Figure data in JSON:
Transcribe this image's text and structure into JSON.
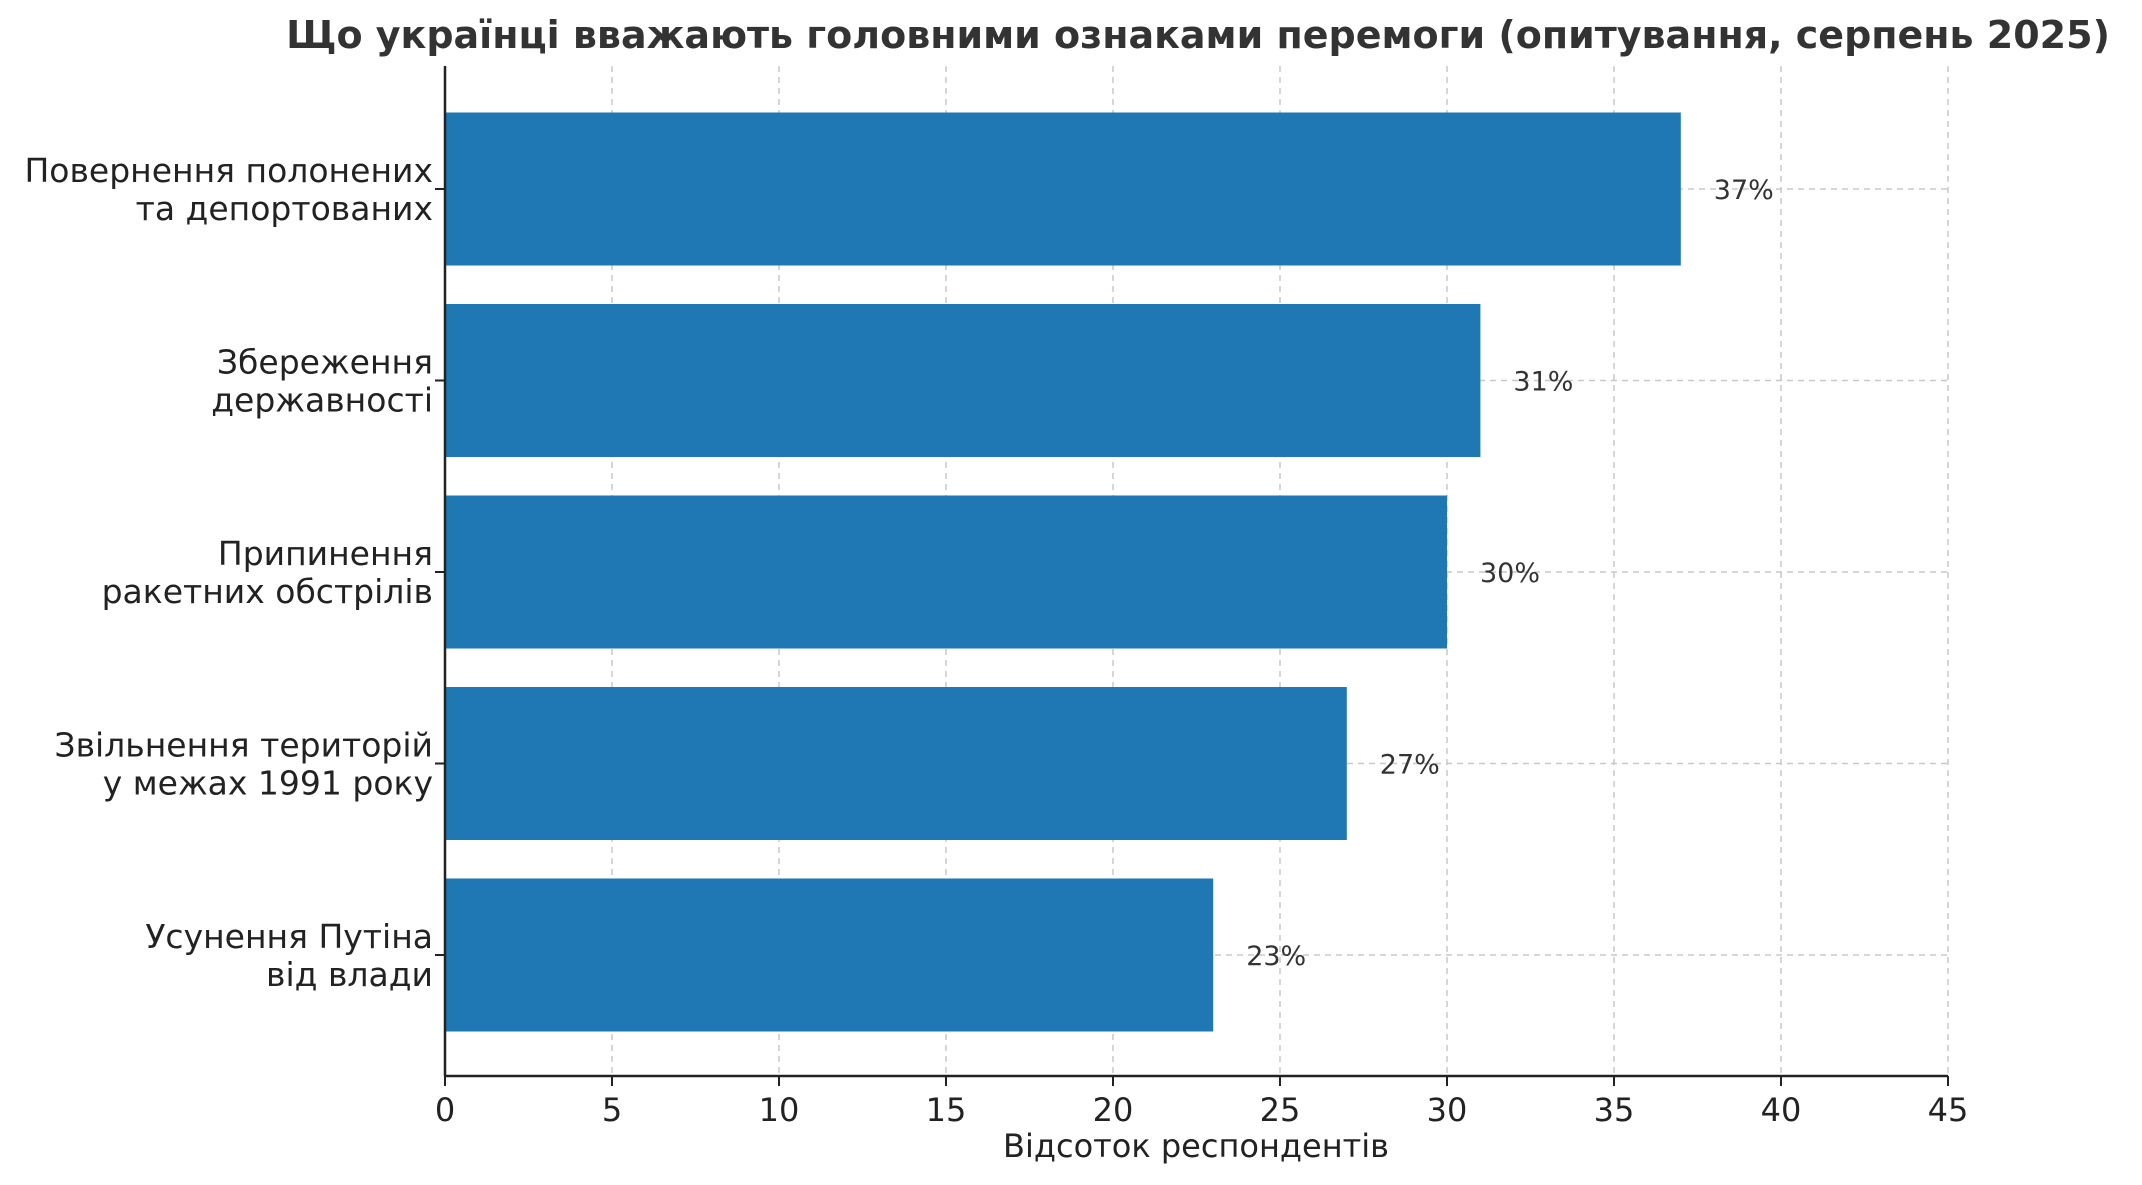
{
  "chart_data": {
    "type": "bar",
    "orientation": "horizontal",
    "title": "Що українці вважають головними ознаками перемоги (опитування, серпень 2025)",
    "xlabel": "Відсоток респондентів",
    "ylabel": "",
    "xlim": [
      0,
      45
    ],
    "xticks": [
      "0",
      "5",
      "10",
      "15",
      "20",
      "25",
      "30",
      "35",
      "40",
      "45"
    ],
    "grid": true,
    "categories": [
      [
        "Повернення полонених",
        "та депортованих"
      ],
      [
        "Збереження",
        "державності"
      ],
      [
        "Припинення",
        "ракетних обстрілів"
      ],
      [
        "Звільнення територій",
        "у межах 1991 року"
      ],
      [
        "Усунення Путіна",
        "від влади"
      ]
    ],
    "values": [
      37,
      31,
      30,
      27,
      23
    ],
    "value_labels": [
      "37%",
      "31%",
      "30%",
      "27%",
      "23%"
    ],
    "bar_color": "#1f77b4"
  }
}
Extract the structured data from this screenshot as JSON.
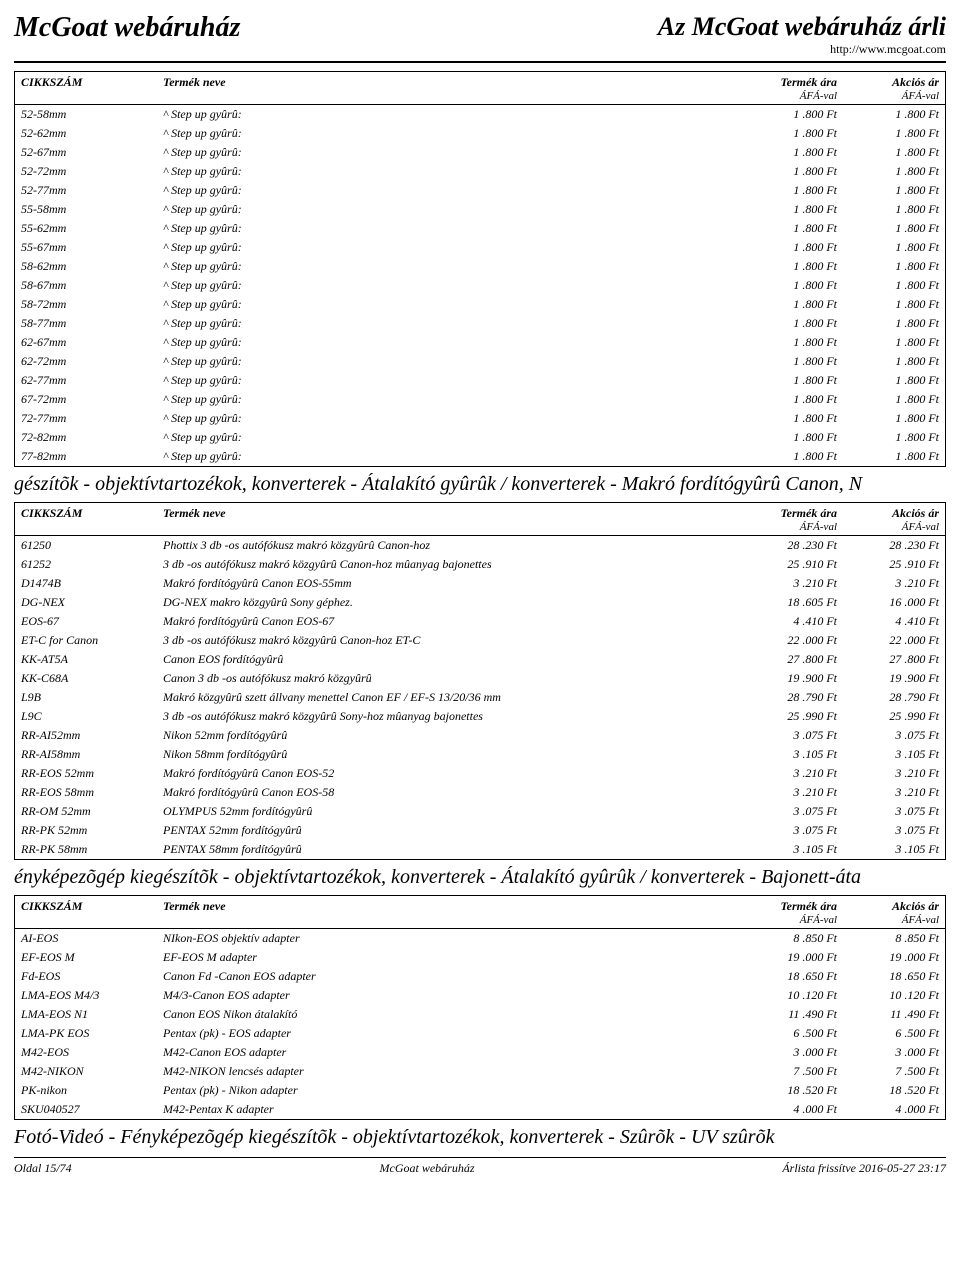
{
  "header": {
    "site_title": "McGoat webáruház",
    "right_title": "Az McGoat webáruház árli",
    "url": "http://www.mcgoat.com"
  },
  "columns": {
    "sku": "CIKKSZÁM",
    "name": "Termék neve",
    "price": "Termék ára",
    "sale": "Akciós ár",
    "afa": "ÁFÁ-val"
  },
  "table1_rows": [
    {
      "sku": "52-58mm",
      "name": "^ Step up gyûrû:",
      "price": "1 .800 Ft",
      "sale": "1 .800 Ft"
    },
    {
      "sku": "52-62mm",
      "name": "^ Step up gyûrû:",
      "price": "1 .800 Ft",
      "sale": "1 .800 Ft"
    },
    {
      "sku": "52-67mm",
      "name": "^ Step up gyûrû:",
      "price": "1 .800 Ft",
      "sale": "1 .800 Ft"
    },
    {
      "sku": "52-72mm",
      "name": "^ Step up gyûrû:",
      "price": "1 .800 Ft",
      "sale": "1 .800 Ft"
    },
    {
      "sku": "52-77mm",
      "name": "^ Step up gyûrû:",
      "price": "1 .800 Ft",
      "sale": "1 .800 Ft"
    },
    {
      "sku": "55-58mm",
      "name": "^ Step up gyûrû:",
      "price": "1 .800 Ft",
      "sale": "1 .800 Ft"
    },
    {
      "sku": "55-62mm",
      "name": "^ Step up gyûrû:",
      "price": "1 .800 Ft",
      "sale": "1 .800 Ft"
    },
    {
      "sku": "55-67mm",
      "name": "^ Step up gyûrû:",
      "price": "1 .800 Ft",
      "sale": "1 .800 Ft"
    },
    {
      "sku": "58-62mm",
      "name": "^ Step up gyûrû:",
      "price": "1 .800 Ft",
      "sale": "1 .800 Ft"
    },
    {
      "sku": "58-67mm",
      "name": "^ Step up gyûrû:",
      "price": "1 .800 Ft",
      "sale": "1 .800 Ft"
    },
    {
      "sku": "58-72mm",
      "name": "^ Step up gyûrû:",
      "price": "1 .800 Ft",
      "sale": "1 .800 Ft"
    },
    {
      "sku": "58-77mm",
      "name": "^ Step up gyûrû:",
      "price": "1 .800 Ft",
      "sale": "1 .800 Ft"
    },
    {
      "sku": "62-67mm",
      "name": "^ Step up gyûrû:",
      "price": "1 .800 Ft",
      "sale": "1 .800 Ft"
    },
    {
      "sku": "62-72mm",
      "name": "^ Step up gyûrû:",
      "price": "1 .800 Ft",
      "sale": "1 .800 Ft"
    },
    {
      "sku": "62-77mm",
      "name": "^ Step up gyûrû:",
      "price": "1 .800 Ft",
      "sale": "1 .800 Ft"
    },
    {
      "sku": "67-72mm",
      "name": "^ Step up gyûrû:",
      "price": "1 .800 Ft",
      "sale": "1 .800 Ft"
    },
    {
      "sku": "72-77mm",
      "name": "^ Step up gyûrû:",
      "price": "1 .800 Ft",
      "sale": "1 .800 Ft"
    },
    {
      "sku": "72-82mm",
      "name": "^ Step up gyûrû:",
      "price": "1 .800 Ft",
      "sale": "1 .800 Ft"
    },
    {
      "sku": "77-82mm",
      "name": "^ Step up gyûrû:",
      "price": "1 .800 Ft",
      "sale": "1 .800 Ft"
    }
  ],
  "section2_title": "gészítõk - objektívtartozékok, konverterek - Átalakító gyûrûk / konverterek - Makró fordítógyûrû Canon, N",
  "table2_rows": [
    {
      "sku": "61250",
      "name": "Phottix 3 db -os autófókusz makró közgyûrû Canon-hoz",
      "price": "28 .230 Ft",
      "sale": "28 .230 Ft"
    },
    {
      "sku": "61252",
      "name": "3 db -os autófókusz makró közgyûrû Canon-hoz mûanyag bajonettes",
      "price": "25 .910 Ft",
      "sale": "25 .910 Ft"
    },
    {
      "sku": "D1474B",
      "name": "Makró fordítógyûrû Canon EOS-55mm",
      "price": "3 .210 Ft",
      "sale": "3 .210 Ft"
    },
    {
      "sku": "DG-NEX",
      "name": "DG-NEX makro közgyûrû Sony géphez.",
      "price": "18 .605 Ft",
      "sale": "16 .000 Ft"
    },
    {
      "sku": "EOS-67",
      "name": "Makró fordítógyûrû Canon EOS-67",
      "price": "4 .410 Ft",
      "sale": "4 .410 Ft"
    },
    {
      "sku": "ET-C for Canon",
      "name": "3 db -os autófókusz makró közgyûrû Canon-hoz  ET-C",
      "price": "22 .000 Ft",
      "sale": "22 .000 Ft"
    },
    {
      "sku": "KK-AT5A",
      "name": "Canon EOS fordítógyûrû",
      "price": "27 .800 Ft",
      "sale": "27 .800 Ft"
    },
    {
      "sku": "KK-C68A",
      "name": "Canon 3 db -os autófókusz makró közgyûrû",
      "price": "19 .900 Ft",
      "sale": "19 .900 Ft"
    },
    {
      "sku": "L9B",
      "name": "Makró közgyûrû szett állvany menettel Canon EF / EF-S  13/20/36 mm",
      "price": "28 .790 Ft",
      "sale": "28 .790 Ft"
    },
    {
      "sku": "L9C",
      "name": "3 db -os autófókusz makró közgyûrû Sony-hoz mûanyag bajonettes",
      "price": "25 .990 Ft",
      "sale": "25 .990 Ft"
    },
    {
      "sku": "RR-AI52mm",
      "name": "Nikon 52mm fordítógyûrû",
      "price": "3 .075 Ft",
      "sale": "3 .075 Ft"
    },
    {
      "sku": "RR-AI58mm",
      "name": "Nikon 58mm fordítógyûrû",
      "price": "3 .105 Ft",
      "sale": "3 .105 Ft"
    },
    {
      "sku": "RR-EOS 52mm",
      "name": "Makró fordítógyûrû Canon EOS-52",
      "price": "3 .210 Ft",
      "sale": "3 .210 Ft"
    },
    {
      "sku": "RR-EOS 58mm",
      "name": "Makró fordítógyûrû Canon EOS-58",
      "price": "3 .210 Ft",
      "sale": "3 .210 Ft"
    },
    {
      "sku": "RR-OM 52mm",
      "name": "OLYMPUS  52mm fordítógyûrû",
      "price": "3 .075 Ft",
      "sale": "3 .075 Ft"
    },
    {
      "sku": "RR-PK 52mm",
      "name": "PENTAX  52mm fordítógyûrû",
      "price": "3 .075 Ft",
      "sale": "3 .075 Ft"
    },
    {
      "sku": "RR-PK 58mm",
      "name": "PENTAX  58mm fordítógyûrû",
      "price": "3 .105 Ft",
      "sale": "3 .105 Ft"
    }
  ],
  "section3_title": "ényképezõgép kiegészítõk - objektívtartozékok, konverterek - Átalakító gyûrûk / konverterek - Bajonett-áta",
  "table3_rows": [
    {
      "sku": "AI-EOS",
      "name": "NIkon-EOS objektív adapter",
      "price": "8 .850 Ft",
      "sale": "8 .850 Ft"
    },
    {
      "sku": "EF-EOS M",
      "name": "EF-EOS M adapter",
      "price": "19 .000 Ft",
      "sale": "19 .000 Ft"
    },
    {
      "sku": "Fd-EOS",
      "name": "Canon Fd -Canon EOS adapter",
      "price": "18 .650 Ft",
      "sale": "18 .650 Ft"
    },
    {
      "sku": "LMA-EOS M4/3",
      "name": "M4/3-Canon EOS adapter",
      "price": "10 .120 Ft",
      "sale": "10 .120 Ft"
    },
    {
      "sku": "LMA-EOS N1",
      "name": "Canon EOS Nikon átalakító",
      "price": "11 .490 Ft",
      "sale": "11 .490 Ft"
    },
    {
      "sku": "LMA-PK EOS",
      "name": "Pentax (pk) - EOS adapter",
      "price": "6 .500 Ft",
      "sale": "6 .500 Ft"
    },
    {
      "sku": "M42-EOS",
      "name": "M42-Canon EOS adapter",
      "price": "3 .000 Ft",
      "sale": "3 .000 Ft"
    },
    {
      "sku": "M42-NIKON",
      "name": "M42-NIKON lencsés adapter",
      "price": "7 .500 Ft",
      "sale": "7 .500 Ft"
    },
    {
      "sku": "PK-nikon",
      "name": "Pentax (pk) - Nikon adapter",
      "price": "18 .520 Ft",
      "sale": "18 .520 Ft"
    },
    {
      "sku": "SKU040527",
      "name": "M42-Pentax K adapter",
      "price": "4 .000 Ft",
      "sale": "4 .000 Ft"
    }
  ],
  "section4_title": "Fotó-Videó - Fényképezõgép kiegészítõk - objektívtartozékok, konverterek - Szûrõk - UV szûrõk",
  "footer": {
    "page": "Oldal 15/74",
    "center": "McGoat webáruház",
    "updated": "Árlista frissítve 2016-05-27 23:17"
  },
  "style": {
    "font_family": "Times New Roman",
    "header_fontsize": 28,
    "section_fontsize": 20,
    "table_fontsize": 12,
    "border_color": "#000000",
    "background_color": "#ffffff",
    "text_color": "#000000"
  }
}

- _TASK BRIEF_
Search the entries for the word "konverterek" and gather every line where it appears.

- _RESULT FOR THIS TASK_
  "section2_title": "gészítõk - objektívtartozékok, konverterek - Átalakító gyûrûk / konverterek - Makró fordítógyûrû Canon, N",
  "section3_title": "ényképezõgép kiegészítõk - objektívtartozékok, konverterek - Átalakító gyûrûk / konverterek - Bajonett-áta",
  "section4_title": "Fotó-Videó - Fényképezõgép kiegészítõk - objektívtartozékok, konverterek - Szûrõk - UV szûrõk",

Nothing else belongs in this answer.